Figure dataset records
######
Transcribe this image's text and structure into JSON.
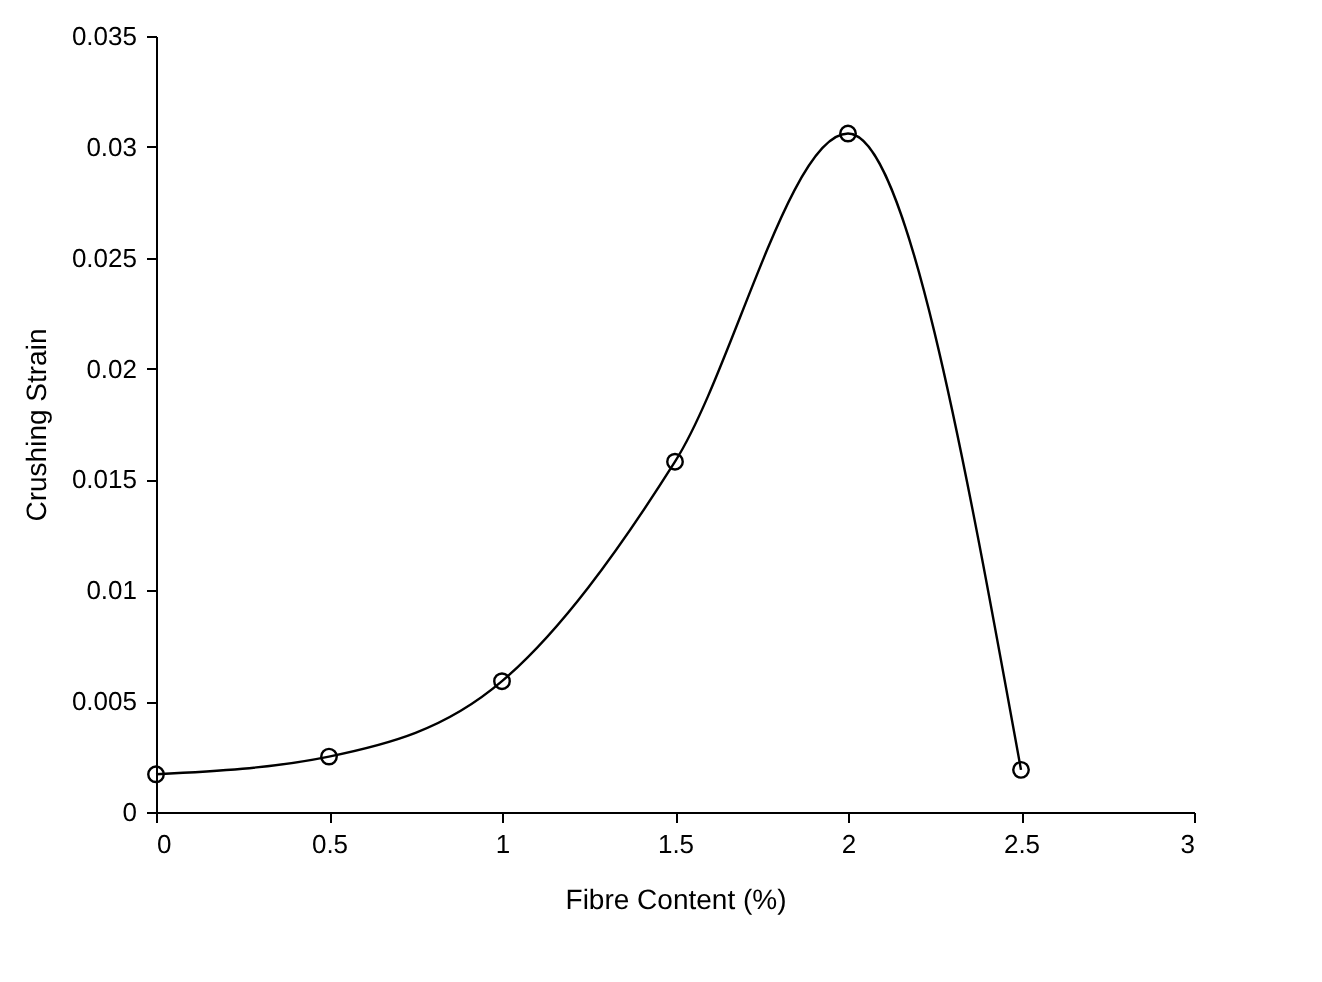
{
  "chart_data": {
    "type": "line",
    "xlabel": "Fibre Content (%)",
    "ylabel": "Crushing Strain",
    "x": [
      0,
      0.5,
      1,
      1.5,
      2,
      2.5
    ],
    "series": [
      {
        "color": "#000000",
        "values": [
          0.0017,
          0.0025,
          0.0059,
          0.0158,
          0.0306,
          0.0019
        ]
      }
    ],
    "xlim": [
      0,
      3
    ],
    "xticks": [
      0,
      0.5,
      1,
      1.5,
      2,
      2.5,
      3
    ],
    "ylim": [
      0,
      0.035
    ],
    "yticks": [
      0,
      0.005,
      0.01,
      0.015,
      0.02,
      0.025,
      0.03,
      0.035
    ],
    "grid": false,
    "marker": "circle",
    "line_style": "solid"
  }
}
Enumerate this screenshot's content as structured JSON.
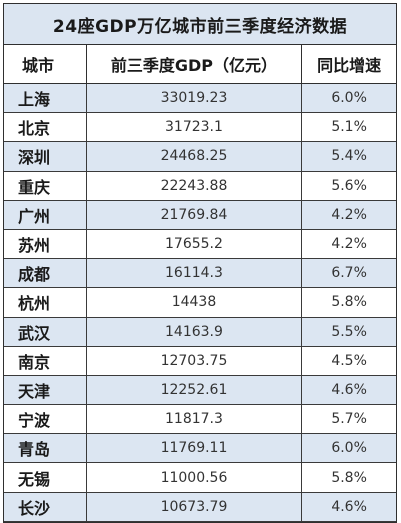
{
  "title": "24座GDP万亿城市前三季度经济数据",
  "headers": [
    "城市",
    "前三季度GDP（亿元）",
    "同比增速"
  ],
  "rows": [
    {
      "city": "上海",
      "gdp": "33019.23",
      "growth": "6.0%"
    },
    {
      "city": "北京",
      "gdp": "31723.1",
      "growth": "5.1%"
    },
    {
      "city": "深圳",
      "gdp": "24468.25",
      "growth": "5.4%"
    },
    {
      "city": "重庆",
      "gdp": "22243.88",
      "growth": "5.6%"
    },
    {
      "city": "广州",
      "gdp": "21769.84",
      "growth": "4.2%"
    },
    {
      "city": "苏州",
      "gdp": "17655.2",
      "growth": "4.2%"
    },
    {
      "city": "成都",
      "gdp": "16114.3",
      "growth": "6.7%"
    },
    {
      "city": "杭州",
      "gdp": "14438",
      "growth": "5.8%"
    },
    {
      "city": "武汉",
      "gdp": "14163.9",
      "growth": "5.5%"
    },
    {
      "city": "南京",
      "gdp": "12703.75",
      "growth": "4.5%"
    },
    {
      "city": "天津",
      "gdp": "12252.61",
      "growth": "4.6%"
    },
    {
      "city": "宁波",
      "gdp": "11817.3",
      "growth": "5.7%"
    },
    {
      "city": "青岛",
      "gdp": "11769.11",
      "growth": "6.0%"
    },
    {
      "city": "无锡",
      "gdp": "11000.56",
      "growth": "5.8%"
    },
    {
      "city": "长沙",
      "gdp": "10673.79",
      "growth": "4.6%"
    }
  ],
  "colors": {
    "title_bg": "#dbe5f1",
    "stripe_bg": "#dce6f2",
    "border": "#2f2f2f"
  }
}
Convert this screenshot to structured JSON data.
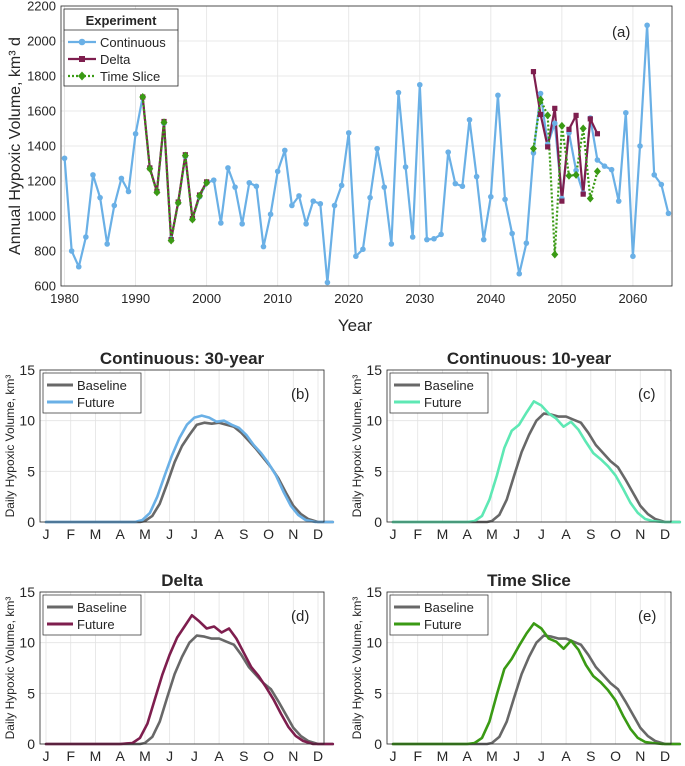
{
  "colors": {
    "continuous": "#6ab0e6",
    "delta": "#7e1e4e",
    "time_slice": "#3a9a14",
    "baseline": "#686868",
    "future_b": "#6ab0e6",
    "future_c": "#5ee8b4",
    "future_d": "#7e1e4e",
    "future_e": "#3a9a14"
  },
  "chart_data": [
    {
      "type": "line",
      "panel_label": "(a)",
      "xlabel": "Year",
      "ylabel": "Annual Hypoxic Volume, km³ d",
      "xlim": [
        1979.5,
        2065.5
      ],
      "ylim": [
        600,
        2200
      ],
      "xticks": [
        1980,
        1990,
        2000,
        2010,
        2020,
        2030,
        2040,
        2050,
        2060
      ],
      "yticks": [
        600,
        800,
        1000,
        1200,
        1400,
        1600,
        1800,
        2000,
        2200
      ],
      "legend": {
        "title": "Experiment",
        "position": "top-left"
      },
      "series": [
        {
          "name": "Continuous",
          "x": [
            1980,
            1981,
            1982,
            1983,
            1984,
            1985,
            1986,
            1987,
            1988,
            1989,
            1990,
            1991,
            1992,
            1993,
            1994,
            1995,
            1996,
            1997,
            1998,
            1999,
            2000,
            2001,
            2002,
            2003,
            2004,
            2005,
            2006,
            2007,
            2008,
            2009,
            2010,
            2011,
            2012,
            2013,
            2014,
            2015,
            2016,
            2017,
            2018,
            2019,
            2020,
            2021,
            2022,
            2023,
            2024,
            2025,
            2026,
            2027,
            2028,
            2029,
            2030,
            2031,
            2032,
            2033,
            2034,
            2035,
            2036,
            2037,
            2038,
            2039,
            2040,
            2041,
            2042,
            2043,
            2044,
            2045,
            2046,
            2047,
            2048,
            2049,
            2050,
            2051,
            2052,
            2053,
            2054,
            2055,
            2056,
            2057,
            2058,
            2059,
            2060,
            2061,
            2062,
            2063,
            2064,
            2065
          ],
          "values": [
            1330,
            800,
            710,
            880,
            1235,
            1105,
            840,
            1060,
            1215,
            1140,
            1470,
            1680,
            1275,
            1140,
            1530,
            870,
            1075,
            1340,
            985,
            1110,
            1190,
            1205,
            960,
            1275,
            1165,
            955,
            1190,
            1170,
            825,
            1010,
            1255,
            1375,
            1060,
            1115,
            955,
            1085,
            1070,
            620,
            1060,
            1175,
            1475,
            770,
            810,
            1105,
            1385,
            1165,
            840,
            1705,
            1280,
            880,
            1750,
            865,
            870,
            895,
            1365,
            1185,
            1170,
            1550,
            1225,
            865,
            1110,
            1690,
            1095,
            900,
            670,
            845,
            1360,
            1700,
            1410,
            1530,
            1100,
            1475,
            1260,
            1130,
            1560,
            1320,
            1285,
            1265,
            1085,
            1590,
            770,
            1400,
            2090,
            1235,
            1180,
            1015
          ]
        },
        {
          "name": "Delta",
          "x": [
            1991,
            1992,
            1993,
            1994,
            1995,
            1996,
            1997,
            1998,
            1999,
            2000,
            2046,
            2047,
            2048,
            2049,
            2050,
            2051,
            2052,
            2053,
            2054,
            2055
          ],
          "values": [
            1680,
            1275,
            1140,
            1540,
            865,
            1080,
            1350,
            985,
            1120,
            1195,
            1825,
            1580,
            1395,
            1615,
            1085,
            1495,
            1575,
            1125,
            1555,
            1470
          ]
        },
        {
          "name": "Time Slice",
          "x": [
            1991,
            1992,
            1993,
            1994,
            1995,
            1996,
            1997,
            1998,
            1999,
            2000,
            2046,
            2047,
            2048,
            2049,
            2050,
            2051,
            2052,
            2053,
            2054,
            2055
          ],
          "values": [
            1680,
            1270,
            1135,
            1535,
            860,
            1075,
            1345,
            980,
            1115,
            1190,
            1385,
            1665,
            1575,
            780,
            1515,
            1230,
            1235,
            1500,
            1100,
            1255
          ]
        }
      ]
    },
    {
      "type": "line",
      "title": "Continuous: 30-year",
      "panel_label": "(b)",
      "ylabel": "Daily Hypoxic Volume, km³",
      "ylim": [
        0,
        15
      ],
      "yticks": [
        0,
        5,
        10,
        15
      ],
      "categories": [
        "J",
        "F",
        "M",
        "A",
        "M",
        "J",
        "J",
        "A",
        "S",
        "O",
        "N",
        "D"
      ],
      "legend": {
        "position": "top-left"
      },
      "series": [
        {
          "name": "Baseline",
          "x": [
            0,
            3,
            3.8,
            4.0,
            4.3,
            4.6,
            4.9,
            5.2,
            5.5,
            5.8,
            6.1,
            6.4,
            6.7,
            7.0,
            7.3,
            7.6,
            7.9,
            8.2,
            8.5,
            8.8,
            9.1,
            9.4,
            9.7,
            10.0,
            10.3,
            10.6,
            11.0,
            11.6
          ],
          "values": [
            0,
            0,
            0,
            0.1,
            0.6,
            1.8,
            3.8,
            5.9,
            7.5,
            8.6,
            9.6,
            9.8,
            9.7,
            9.8,
            9.6,
            9.4,
            8.8,
            8.0,
            7.2,
            6.3,
            5.4,
            4.3,
            2.9,
            1.6,
            0.8,
            0.3,
            0,
            0
          ]
        },
        {
          "name": "Future",
          "x": [
            0,
            3,
            3.6,
            3.9,
            4.2,
            4.5,
            4.8,
            5.1,
            5.4,
            5.7,
            6.0,
            6.3,
            6.6,
            6.9,
            7.2,
            7.5,
            7.8,
            8.1,
            8.4,
            8.7,
            9.0,
            9.3,
            9.6,
            9.9,
            10.2,
            10.5,
            10.9,
            11.6
          ],
          "values": [
            0,
            0,
            0,
            0.2,
            0.9,
            2.5,
            4.6,
            6.6,
            8.3,
            9.6,
            10.3,
            10.5,
            10.3,
            9.9,
            10.0,
            9.6,
            9.3,
            8.6,
            7.6,
            6.8,
            5.8,
            4.6,
            3.0,
            1.6,
            0.7,
            0.2,
            0,
            0
          ]
        }
      ]
    },
    {
      "type": "line",
      "title": "Continuous: 10-year",
      "panel_label": "(c)",
      "ylabel": "Daily Hypoxic Volume, km³",
      "ylim": [
        0,
        15
      ],
      "yticks": [
        0,
        5,
        10,
        15
      ],
      "categories": [
        "J",
        "F",
        "M",
        "A",
        "M",
        "J",
        "J",
        "A",
        "S",
        "O",
        "N",
        "D"
      ],
      "legend": {
        "position": "top-left"
      },
      "series": [
        {
          "name": "Baseline",
          "x": [
            0,
            3,
            3.8,
            4.0,
            4.3,
            4.6,
            4.9,
            5.2,
            5.5,
            5.8,
            6.1,
            6.4,
            6.7,
            7.0,
            7.3,
            7.6,
            7.9,
            8.2,
            8.5,
            8.8,
            9.1,
            9.4,
            9.7,
            10.0,
            10.3,
            10.6,
            11.0,
            11.6
          ],
          "values": [
            0,
            0,
            0,
            0.1,
            0.7,
            2.2,
            4.6,
            6.9,
            8.6,
            10.0,
            10.7,
            10.6,
            10.4,
            10.4,
            10.1,
            9.8,
            8.8,
            7.6,
            6.8,
            6.0,
            5.4,
            4.2,
            2.9,
            1.6,
            0.8,
            0.3,
            0,
            0
          ]
        },
        {
          "name": "Future",
          "x": [
            0,
            3,
            3.3,
            3.6,
            3.9,
            4.2,
            4.5,
            4.8,
            5.1,
            5.4,
            5.7,
            6.0,
            6.3,
            6.6,
            6.9,
            7.2,
            7.5,
            7.8,
            8.1,
            8.4,
            8.7,
            9.0,
            9.3,
            9.6,
            9.9,
            10.2,
            10.5,
            10.9,
            11.6
          ],
          "values": [
            0,
            0,
            0.1,
            0.6,
            2.2,
            4.6,
            7.3,
            9.0,
            9.6,
            10.8,
            11.9,
            11.5,
            10.7,
            10.2,
            9.4,
            9.9,
            9.1,
            7.9,
            6.8,
            6.2,
            5.5,
            4.6,
            3.3,
            1.9,
            0.9,
            0.3,
            0.1,
            0,
            0
          ]
        }
      ]
    },
    {
      "type": "line",
      "title": "Delta",
      "panel_label": "(d)",
      "ylabel": "Daily Hypoxic Volume, km³",
      "ylim": [
        0,
        15
      ],
      "yticks": [
        0,
        5,
        10,
        15
      ],
      "categories": [
        "J",
        "F",
        "M",
        "A",
        "M",
        "J",
        "J",
        "A",
        "S",
        "O",
        "N",
        "D"
      ],
      "legend": {
        "position": "top-left"
      },
      "series": [
        {
          "name": "Baseline",
          "x": [
            0,
            3,
            3.8,
            4.0,
            4.3,
            4.6,
            4.9,
            5.2,
            5.5,
            5.8,
            6.1,
            6.4,
            6.7,
            7.0,
            7.3,
            7.6,
            7.9,
            8.2,
            8.5,
            8.8,
            9.1,
            9.4,
            9.7,
            10.0,
            10.3,
            10.6,
            11.0,
            11.6
          ],
          "values": [
            0,
            0,
            0,
            0.1,
            0.7,
            2.2,
            4.6,
            6.9,
            8.6,
            10.0,
            10.7,
            10.6,
            10.4,
            10.4,
            10.1,
            9.8,
            8.8,
            7.6,
            6.8,
            6.0,
            5.4,
            4.2,
            2.9,
            1.6,
            0.8,
            0.3,
            0,
            0
          ]
        },
        {
          "name": "Future",
          "x": [
            0,
            3,
            3.5,
            3.8,
            4.1,
            4.4,
            4.7,
            5.0,
            5.3,
            5.6,
            5.9,
            6.2,
            6.5,
            6.8,
            7.1,
            7.4,
            7.7,
            8.0,
            8.3,
            8.6,
            8.9,
            9.2,
            9.5,
            9.8,
            10.1,
            10.4,
            10.8,
            11.6
          ],
          "values": [
            0,
            0,
            0.1,
            0.6,
            2.0,
            4.4,
            6.8,
            8.8,
            10.5,
            11.6,
            12.7,
            12.1,
            11.4,
            11.6,
            11.0,
            11.4,
            10.4,
            9.0,
            7.6,
            6.7,
            5.6,
            4.4,
            3.0,
            1.7,
            0.8,
            0.3,
            0,
            0
          ]
        }
      ]
    },
    {
      "type": "line",
      "title": "Time Slice",
      "panel_label": "(e)",
      "ylabel": "Daily Hypoxic Volume, km³",
      "ylim": [
        0,
        15
      ],
      "yticks": [
        0,
        5,
        10,
        15
      ],
      "categories": [
        "J",
        "F",
        "M",
        "A",
        "M",
        "J",
        "J",
        "A",
        "S",
        "O",
        "N",
        "D"
      ],
      "legend": {
        "position": "top-left"
      },
      "series": [
        {
          "name": "Baseline",
          "x": [
            0,
            3,
            3.8,
            4.0,
            4.3,
            4.6,
            4.9,
            5.2,
            5.5,
            5.8,
            6.1,
            6.4,
            6.7,
            7.0,
            7.3,
            7.6,
            7.9,
            8.2,
            8.5,
            8.8,
            9.1,
            9.4,
            9.7,
            10.0,
            10.3,
            10.6,
            11.0,
            11.6
          ],
          "values": [
            0,
            0,
            0,
            0.1,
            0.7,
            2.2,
            4.6,
            6.9,
            8.6,
            10.0,
            10.7,
            10.6,
            10.4,
            10.4,
            10.1,
            9.8,
            8.8,
            7.6,
            6.8,
            6.0,
            5.4,
            4.2,
            2.9,
            1.6,
            0.8,
            0.3,
            0,
            0
          ]
        },
        {
          "name": "Future",
          "x": [
            0,
            3,
            3.3,
            3.6,
            3.9,
            4.2,
            4.5,
            4.8,
            5.1,
            5.4,
            5.7,
            6.0,
            6.3,
            6.6,
            6.9,
            7.2,
            7.5,
            7.8,
            8.1,
            8.4,
            8.7,
            9.0,
            9.3,
            9.6,
            9.9,
            10.2,
            10.5,
            10.9,
            11.6
          ],
          "values": [
            0,
            0,
            0.1,
            0.6,
            2.2,
            4.9,
            7.4,
            8.4,
            9.7,
            10.9,
            11.9,
            11.4,
            10.4,
            10.1,
            9.4,
            10.2,
            9.3,
            7.8,
            6.7,
            6.1,
            5.3,
            4.3,
            2.8,
            1.5,
            0.6,
            0.2,
            0.1,
            0,
            0
          ]
        }
      ]
    }
  ]
}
######
What is asked: Which lines include "this"? Copy each of them out.

Correct result:
Transcribe this image's text and structure into JSON.
Enumerate this screenshot's content as structured JSON.
Convert this screenshot to structured JSON data.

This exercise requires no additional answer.